>> start

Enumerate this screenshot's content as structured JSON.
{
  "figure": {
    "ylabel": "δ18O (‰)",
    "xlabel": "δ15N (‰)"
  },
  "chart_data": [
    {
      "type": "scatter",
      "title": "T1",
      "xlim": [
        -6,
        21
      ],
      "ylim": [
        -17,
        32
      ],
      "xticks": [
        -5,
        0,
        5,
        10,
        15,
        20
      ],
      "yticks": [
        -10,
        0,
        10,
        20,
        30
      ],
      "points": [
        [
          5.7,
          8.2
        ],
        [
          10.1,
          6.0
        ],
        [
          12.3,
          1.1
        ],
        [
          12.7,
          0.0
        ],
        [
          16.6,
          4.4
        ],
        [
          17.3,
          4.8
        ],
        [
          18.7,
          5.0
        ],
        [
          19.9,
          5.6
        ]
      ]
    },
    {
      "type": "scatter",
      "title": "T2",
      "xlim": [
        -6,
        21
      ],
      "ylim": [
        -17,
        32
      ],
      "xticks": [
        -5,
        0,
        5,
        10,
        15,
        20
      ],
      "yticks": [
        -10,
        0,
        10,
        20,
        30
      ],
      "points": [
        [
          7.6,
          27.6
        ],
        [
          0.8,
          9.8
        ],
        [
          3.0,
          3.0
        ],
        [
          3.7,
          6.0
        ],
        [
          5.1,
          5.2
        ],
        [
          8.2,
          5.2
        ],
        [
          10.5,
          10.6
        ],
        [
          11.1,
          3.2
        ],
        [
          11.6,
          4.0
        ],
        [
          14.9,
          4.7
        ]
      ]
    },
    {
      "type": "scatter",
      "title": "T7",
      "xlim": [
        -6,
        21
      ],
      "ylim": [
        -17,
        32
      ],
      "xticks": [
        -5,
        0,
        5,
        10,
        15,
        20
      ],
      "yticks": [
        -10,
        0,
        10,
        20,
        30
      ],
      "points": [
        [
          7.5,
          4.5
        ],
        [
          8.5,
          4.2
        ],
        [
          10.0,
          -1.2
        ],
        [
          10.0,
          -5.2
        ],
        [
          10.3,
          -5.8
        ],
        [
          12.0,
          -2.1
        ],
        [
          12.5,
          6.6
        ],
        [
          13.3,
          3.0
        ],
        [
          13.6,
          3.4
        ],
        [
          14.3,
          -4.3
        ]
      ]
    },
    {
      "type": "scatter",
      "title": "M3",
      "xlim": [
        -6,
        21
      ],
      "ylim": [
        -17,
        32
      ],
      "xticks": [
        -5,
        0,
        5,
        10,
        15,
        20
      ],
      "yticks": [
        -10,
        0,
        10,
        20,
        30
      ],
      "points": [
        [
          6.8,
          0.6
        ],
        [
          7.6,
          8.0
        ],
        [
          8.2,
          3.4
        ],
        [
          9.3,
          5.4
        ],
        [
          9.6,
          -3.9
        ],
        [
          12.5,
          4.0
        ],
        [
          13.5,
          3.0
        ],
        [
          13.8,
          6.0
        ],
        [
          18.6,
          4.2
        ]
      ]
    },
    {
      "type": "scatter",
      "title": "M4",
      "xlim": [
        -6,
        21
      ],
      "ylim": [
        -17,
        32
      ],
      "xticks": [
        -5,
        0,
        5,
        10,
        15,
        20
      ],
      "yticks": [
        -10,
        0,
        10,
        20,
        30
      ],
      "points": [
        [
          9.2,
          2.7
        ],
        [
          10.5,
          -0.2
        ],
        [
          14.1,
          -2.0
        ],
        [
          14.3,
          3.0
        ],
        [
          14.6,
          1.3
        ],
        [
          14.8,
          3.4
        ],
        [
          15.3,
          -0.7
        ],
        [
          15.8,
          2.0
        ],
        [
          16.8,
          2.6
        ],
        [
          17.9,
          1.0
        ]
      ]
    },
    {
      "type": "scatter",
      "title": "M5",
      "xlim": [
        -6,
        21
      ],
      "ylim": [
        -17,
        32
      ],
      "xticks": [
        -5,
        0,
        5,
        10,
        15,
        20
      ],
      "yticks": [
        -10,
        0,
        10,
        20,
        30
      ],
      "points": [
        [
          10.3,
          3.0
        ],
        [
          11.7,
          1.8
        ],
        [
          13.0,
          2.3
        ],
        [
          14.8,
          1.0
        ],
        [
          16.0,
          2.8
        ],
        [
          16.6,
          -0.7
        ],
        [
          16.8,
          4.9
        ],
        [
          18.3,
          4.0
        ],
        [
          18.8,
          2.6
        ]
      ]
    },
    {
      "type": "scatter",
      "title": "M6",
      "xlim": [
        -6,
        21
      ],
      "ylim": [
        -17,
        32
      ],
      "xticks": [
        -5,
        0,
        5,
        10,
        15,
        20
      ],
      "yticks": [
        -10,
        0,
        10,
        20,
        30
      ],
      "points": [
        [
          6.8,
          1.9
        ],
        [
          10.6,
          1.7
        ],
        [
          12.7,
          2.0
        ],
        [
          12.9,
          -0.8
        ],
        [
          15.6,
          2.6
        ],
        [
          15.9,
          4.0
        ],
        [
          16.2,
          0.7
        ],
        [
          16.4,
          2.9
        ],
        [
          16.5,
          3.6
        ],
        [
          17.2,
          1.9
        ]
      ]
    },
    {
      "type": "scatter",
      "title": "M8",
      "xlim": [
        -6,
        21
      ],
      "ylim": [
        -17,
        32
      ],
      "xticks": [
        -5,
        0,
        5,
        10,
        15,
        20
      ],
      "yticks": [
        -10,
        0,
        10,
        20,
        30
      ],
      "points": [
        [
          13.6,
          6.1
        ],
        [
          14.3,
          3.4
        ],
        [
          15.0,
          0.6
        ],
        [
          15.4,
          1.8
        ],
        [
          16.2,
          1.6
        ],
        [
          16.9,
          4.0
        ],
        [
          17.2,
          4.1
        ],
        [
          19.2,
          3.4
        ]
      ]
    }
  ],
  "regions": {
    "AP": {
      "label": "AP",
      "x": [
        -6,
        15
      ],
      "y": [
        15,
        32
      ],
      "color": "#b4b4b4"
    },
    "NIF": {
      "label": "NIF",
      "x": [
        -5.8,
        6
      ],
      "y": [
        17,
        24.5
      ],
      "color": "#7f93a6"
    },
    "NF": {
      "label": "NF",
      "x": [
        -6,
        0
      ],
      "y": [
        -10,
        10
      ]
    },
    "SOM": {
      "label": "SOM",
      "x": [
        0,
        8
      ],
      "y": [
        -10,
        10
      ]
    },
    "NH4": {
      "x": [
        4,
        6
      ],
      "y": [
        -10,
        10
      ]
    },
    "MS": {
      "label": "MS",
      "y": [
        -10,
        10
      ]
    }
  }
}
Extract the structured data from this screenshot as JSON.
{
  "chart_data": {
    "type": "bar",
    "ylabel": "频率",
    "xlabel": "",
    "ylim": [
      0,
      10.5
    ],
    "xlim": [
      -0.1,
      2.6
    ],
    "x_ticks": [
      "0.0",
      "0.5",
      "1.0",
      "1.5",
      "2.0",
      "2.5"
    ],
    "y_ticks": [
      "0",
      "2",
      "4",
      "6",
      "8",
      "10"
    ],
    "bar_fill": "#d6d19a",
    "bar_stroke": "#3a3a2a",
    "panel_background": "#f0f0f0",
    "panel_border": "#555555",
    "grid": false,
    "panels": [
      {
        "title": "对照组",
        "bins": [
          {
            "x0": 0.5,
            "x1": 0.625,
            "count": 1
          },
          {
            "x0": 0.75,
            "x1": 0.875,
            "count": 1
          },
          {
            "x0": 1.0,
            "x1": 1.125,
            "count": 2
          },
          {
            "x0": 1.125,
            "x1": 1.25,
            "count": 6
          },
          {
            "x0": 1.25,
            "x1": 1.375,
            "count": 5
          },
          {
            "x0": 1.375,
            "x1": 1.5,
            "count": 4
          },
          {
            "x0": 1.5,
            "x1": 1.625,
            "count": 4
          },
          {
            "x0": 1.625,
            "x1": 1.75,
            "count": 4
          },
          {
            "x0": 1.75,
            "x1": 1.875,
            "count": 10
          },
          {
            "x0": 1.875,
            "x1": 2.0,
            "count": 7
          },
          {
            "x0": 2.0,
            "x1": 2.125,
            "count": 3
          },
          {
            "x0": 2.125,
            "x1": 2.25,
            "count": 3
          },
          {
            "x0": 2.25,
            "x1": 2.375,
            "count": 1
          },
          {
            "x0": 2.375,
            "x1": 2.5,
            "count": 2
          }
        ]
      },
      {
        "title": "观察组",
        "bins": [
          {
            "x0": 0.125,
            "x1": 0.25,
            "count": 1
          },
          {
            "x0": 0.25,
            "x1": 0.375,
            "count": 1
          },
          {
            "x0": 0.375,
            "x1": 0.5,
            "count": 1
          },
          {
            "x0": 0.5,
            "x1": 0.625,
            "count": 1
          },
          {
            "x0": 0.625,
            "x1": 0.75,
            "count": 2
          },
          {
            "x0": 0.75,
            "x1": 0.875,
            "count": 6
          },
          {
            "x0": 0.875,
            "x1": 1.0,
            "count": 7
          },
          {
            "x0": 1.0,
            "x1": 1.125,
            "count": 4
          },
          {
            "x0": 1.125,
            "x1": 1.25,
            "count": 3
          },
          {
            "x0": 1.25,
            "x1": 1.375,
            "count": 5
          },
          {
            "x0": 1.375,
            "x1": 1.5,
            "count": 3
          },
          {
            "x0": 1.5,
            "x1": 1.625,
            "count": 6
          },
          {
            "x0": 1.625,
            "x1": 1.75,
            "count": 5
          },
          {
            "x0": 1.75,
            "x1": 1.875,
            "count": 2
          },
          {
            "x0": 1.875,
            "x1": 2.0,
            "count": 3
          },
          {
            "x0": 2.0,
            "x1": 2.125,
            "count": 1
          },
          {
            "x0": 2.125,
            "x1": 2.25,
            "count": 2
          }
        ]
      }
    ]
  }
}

>> end

Exercise task: Copy each line above containing the string "this".

Finished task:
Enumerate this screenshot's content as structured JSON.
Extract the structured data from this screenshot as JSON.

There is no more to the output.